### [Consigne]
Poursuivez le texte sur Lucien Lelong et la haute couture française pendant la guerre, en reprenant juste après sa dernière phrase.

=== Texte à lire ===

1939, la France entre dans une des périodes les plus sombres de son histoire : la seconde guerre mondiale. Une grande partie de l’Hexagone vit sous l’occupation. La population souffre, l’économie plonge, toutes les industries doivent s’accrocher. C’est à ce moment que Lucien va jouer un rôle décisif dans l’avenir de la mode française. Les acheteurs viennent une dernière fois du monde entier pour découvrir les collections des couturiers, puis Paris devient une forteresse, avec les allemands comme gardiens. Cet engouement planétaire pour le savoir-faire français fait très vite envie aux nazis. Plusieurs officiers vont alors à la rencontre de Lucien Lelong, et lui demande de délocaliser toutes les maisons de couture à Berlin, avec leurs couturières (aussi appelée « petites mains »). Leur but était de transformer Berlin en capitale de la mode, et de prendre à Paris et à la France, son économie florissante et son image d’excellence. Lucien refuse catégoriquement, ce qui l’amène à négocier directement en Allemagne. Là bas, il obtient gain de cause. Il sauve la couture française pour la première fois. Mais il ne s’arrête pas là.

=== Extrait des données ===

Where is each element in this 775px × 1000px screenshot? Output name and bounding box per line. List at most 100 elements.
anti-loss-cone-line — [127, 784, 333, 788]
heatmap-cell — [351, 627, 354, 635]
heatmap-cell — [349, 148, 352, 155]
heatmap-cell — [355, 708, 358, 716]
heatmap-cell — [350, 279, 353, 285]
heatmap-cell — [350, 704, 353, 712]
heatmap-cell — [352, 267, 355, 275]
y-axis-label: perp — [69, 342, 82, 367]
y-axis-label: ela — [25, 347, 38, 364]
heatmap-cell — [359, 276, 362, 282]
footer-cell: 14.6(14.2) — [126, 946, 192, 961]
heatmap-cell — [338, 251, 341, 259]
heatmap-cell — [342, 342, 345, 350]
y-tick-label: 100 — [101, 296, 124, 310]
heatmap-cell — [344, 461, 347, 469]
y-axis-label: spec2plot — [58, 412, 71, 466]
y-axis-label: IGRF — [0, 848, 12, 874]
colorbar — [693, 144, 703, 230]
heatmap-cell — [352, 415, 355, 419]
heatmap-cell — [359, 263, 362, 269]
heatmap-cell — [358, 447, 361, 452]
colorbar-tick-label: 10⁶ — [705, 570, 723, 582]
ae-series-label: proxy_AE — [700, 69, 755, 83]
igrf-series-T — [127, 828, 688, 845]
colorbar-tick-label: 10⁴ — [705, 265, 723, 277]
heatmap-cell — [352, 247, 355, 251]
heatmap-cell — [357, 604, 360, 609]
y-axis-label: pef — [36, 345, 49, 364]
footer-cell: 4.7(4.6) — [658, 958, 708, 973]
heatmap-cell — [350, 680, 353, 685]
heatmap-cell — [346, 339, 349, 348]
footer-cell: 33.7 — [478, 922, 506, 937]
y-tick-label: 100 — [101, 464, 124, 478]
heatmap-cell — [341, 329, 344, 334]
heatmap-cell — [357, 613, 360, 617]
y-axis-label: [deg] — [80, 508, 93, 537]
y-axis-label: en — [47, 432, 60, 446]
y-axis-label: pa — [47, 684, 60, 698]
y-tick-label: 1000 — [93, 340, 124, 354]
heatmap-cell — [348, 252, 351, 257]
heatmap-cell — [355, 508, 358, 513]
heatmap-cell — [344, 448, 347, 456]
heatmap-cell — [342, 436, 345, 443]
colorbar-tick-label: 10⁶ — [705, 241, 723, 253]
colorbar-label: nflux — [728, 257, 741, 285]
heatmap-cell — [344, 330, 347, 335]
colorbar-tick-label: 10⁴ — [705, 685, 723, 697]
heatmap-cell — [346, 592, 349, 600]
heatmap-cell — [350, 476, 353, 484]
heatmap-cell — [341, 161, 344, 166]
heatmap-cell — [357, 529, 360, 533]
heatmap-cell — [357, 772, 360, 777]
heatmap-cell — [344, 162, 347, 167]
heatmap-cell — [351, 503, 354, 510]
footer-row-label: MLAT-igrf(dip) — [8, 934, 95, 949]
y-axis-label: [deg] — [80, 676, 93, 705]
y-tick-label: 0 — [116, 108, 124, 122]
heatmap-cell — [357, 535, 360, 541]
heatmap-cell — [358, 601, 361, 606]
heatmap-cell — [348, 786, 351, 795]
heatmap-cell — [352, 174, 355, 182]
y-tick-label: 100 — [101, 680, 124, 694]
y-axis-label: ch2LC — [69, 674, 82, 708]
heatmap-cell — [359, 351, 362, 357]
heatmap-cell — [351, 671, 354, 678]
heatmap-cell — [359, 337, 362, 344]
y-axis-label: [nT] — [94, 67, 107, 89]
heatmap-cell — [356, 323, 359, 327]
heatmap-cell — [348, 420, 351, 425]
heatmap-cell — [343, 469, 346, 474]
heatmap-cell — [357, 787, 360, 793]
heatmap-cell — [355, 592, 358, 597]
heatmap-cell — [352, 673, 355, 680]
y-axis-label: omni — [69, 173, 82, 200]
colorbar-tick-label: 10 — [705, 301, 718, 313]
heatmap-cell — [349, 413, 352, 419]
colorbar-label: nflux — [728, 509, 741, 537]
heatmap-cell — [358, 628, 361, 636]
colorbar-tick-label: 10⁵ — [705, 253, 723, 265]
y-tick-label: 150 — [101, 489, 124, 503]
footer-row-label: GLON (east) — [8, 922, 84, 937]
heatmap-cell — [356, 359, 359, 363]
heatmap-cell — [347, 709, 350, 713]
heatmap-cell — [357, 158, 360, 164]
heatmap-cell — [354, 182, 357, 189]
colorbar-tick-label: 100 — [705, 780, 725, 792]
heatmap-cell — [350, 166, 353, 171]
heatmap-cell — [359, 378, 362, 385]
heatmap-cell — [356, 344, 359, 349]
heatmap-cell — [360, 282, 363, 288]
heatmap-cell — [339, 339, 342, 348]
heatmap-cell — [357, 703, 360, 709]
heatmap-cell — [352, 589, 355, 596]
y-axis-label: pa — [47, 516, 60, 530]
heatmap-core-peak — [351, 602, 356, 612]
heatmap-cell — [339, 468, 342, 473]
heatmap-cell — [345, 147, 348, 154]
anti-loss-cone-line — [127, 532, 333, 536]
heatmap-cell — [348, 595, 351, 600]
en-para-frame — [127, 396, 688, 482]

===

### [Résultat obtenu]
La mode française va être confrontée à une autre menace : la faillite. Sans visibilité, les couturiers n’arrivent pas à vendre leur collection. Les stocks de matières premières sont restreints. Un nouveau défi que Lucien décide de relever avec aplomb, et beaucoup de culot. Il infiltre les déjeuners de la Table Ronde, une association pro-allemande. Au sein de leurs rangs, il négocie un laisser-passer vers Lyon, alors en zone libre, pour lui et les autres couturiers français en faisant croire qu’il organise un défilé caritatif, au profit des allemands. Il s’agit en fait d’un moyen de présenter les collections aux acheteurs du monde entier. Une ruse qui a très bien fonctionné puisuqu’elle a relancé l’économie de la couture, et a permis à de nombreuses maisons de rester ouvertes. Les nazis ont ensuite interdit toutes communications autour de la haute couture après s’être rendu compte de la supercherie. 

C’est ainsi que Lucien Lelong sauve la mode française et permet donc à Paris de rester capitale de la mode. Sans lui, la Fashion Week la plus attendue des calendriers aurait sans doute lieu à Berlin.